# start of Data shown

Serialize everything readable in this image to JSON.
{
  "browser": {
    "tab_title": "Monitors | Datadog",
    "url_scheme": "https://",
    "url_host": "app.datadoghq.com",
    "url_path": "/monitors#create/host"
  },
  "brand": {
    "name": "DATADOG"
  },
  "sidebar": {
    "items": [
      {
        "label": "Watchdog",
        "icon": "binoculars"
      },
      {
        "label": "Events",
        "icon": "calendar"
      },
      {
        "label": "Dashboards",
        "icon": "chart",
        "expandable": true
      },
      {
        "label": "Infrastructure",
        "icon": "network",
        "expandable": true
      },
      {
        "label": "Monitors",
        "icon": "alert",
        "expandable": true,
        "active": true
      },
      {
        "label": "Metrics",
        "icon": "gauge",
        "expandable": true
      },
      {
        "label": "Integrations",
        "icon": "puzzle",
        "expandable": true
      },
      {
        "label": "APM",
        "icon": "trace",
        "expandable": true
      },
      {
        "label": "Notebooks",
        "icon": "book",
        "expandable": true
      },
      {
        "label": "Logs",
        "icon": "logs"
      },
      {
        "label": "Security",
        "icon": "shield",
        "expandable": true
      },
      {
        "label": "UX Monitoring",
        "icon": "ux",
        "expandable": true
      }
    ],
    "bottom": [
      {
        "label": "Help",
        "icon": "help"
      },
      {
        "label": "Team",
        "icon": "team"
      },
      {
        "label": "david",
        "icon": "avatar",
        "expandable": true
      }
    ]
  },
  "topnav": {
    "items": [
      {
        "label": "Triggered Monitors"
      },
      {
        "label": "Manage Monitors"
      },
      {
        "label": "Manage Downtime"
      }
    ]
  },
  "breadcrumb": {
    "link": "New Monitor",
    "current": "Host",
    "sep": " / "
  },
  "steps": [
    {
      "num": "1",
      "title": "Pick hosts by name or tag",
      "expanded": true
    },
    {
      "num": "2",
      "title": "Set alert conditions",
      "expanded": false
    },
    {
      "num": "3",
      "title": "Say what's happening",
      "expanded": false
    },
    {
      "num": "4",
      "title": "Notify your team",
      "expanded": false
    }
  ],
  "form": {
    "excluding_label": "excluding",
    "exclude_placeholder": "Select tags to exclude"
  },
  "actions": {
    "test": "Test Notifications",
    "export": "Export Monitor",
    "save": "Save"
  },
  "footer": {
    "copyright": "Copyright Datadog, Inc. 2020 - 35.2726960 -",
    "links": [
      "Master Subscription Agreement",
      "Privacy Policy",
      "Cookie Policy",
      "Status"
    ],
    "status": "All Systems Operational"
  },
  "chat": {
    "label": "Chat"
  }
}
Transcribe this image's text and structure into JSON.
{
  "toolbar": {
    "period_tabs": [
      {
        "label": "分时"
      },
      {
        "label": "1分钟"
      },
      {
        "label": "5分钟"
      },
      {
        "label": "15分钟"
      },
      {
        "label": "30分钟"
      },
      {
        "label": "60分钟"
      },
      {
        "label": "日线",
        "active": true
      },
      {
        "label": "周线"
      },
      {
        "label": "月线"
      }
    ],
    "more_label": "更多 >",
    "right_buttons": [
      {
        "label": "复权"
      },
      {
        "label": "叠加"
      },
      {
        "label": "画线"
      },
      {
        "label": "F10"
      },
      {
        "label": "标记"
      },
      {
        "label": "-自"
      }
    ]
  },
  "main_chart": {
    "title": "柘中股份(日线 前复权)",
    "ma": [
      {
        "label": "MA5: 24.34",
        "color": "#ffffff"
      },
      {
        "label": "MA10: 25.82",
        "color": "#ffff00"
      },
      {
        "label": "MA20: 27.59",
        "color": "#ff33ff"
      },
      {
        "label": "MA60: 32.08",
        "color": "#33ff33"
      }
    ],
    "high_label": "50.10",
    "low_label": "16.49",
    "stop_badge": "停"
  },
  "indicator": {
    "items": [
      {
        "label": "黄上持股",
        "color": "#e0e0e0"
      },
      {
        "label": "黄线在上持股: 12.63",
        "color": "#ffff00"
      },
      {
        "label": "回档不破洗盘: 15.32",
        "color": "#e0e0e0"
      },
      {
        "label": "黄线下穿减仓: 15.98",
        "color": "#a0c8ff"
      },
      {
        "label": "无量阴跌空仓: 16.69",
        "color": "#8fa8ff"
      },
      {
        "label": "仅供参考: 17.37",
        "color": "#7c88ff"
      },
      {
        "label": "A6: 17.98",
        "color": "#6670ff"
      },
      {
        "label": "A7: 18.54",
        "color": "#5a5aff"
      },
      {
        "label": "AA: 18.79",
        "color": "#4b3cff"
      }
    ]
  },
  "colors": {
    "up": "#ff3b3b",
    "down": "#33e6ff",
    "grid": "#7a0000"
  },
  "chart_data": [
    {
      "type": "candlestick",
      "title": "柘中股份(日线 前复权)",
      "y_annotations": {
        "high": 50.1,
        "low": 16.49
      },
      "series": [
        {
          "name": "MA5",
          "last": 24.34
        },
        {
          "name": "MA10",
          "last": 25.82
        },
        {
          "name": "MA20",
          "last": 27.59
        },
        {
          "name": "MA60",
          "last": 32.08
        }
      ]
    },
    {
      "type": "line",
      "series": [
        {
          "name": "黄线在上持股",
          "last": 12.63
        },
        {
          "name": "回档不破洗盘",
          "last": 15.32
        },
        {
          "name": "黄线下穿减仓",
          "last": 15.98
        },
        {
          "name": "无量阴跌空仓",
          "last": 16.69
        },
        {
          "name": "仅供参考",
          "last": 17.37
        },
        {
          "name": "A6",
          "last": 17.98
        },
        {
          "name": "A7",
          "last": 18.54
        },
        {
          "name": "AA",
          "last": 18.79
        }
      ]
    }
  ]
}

# end of Data shown

**What is expected:** What is the number of lines in the data above that include the word "last"? Answer with that number only.

**Written reply:** 12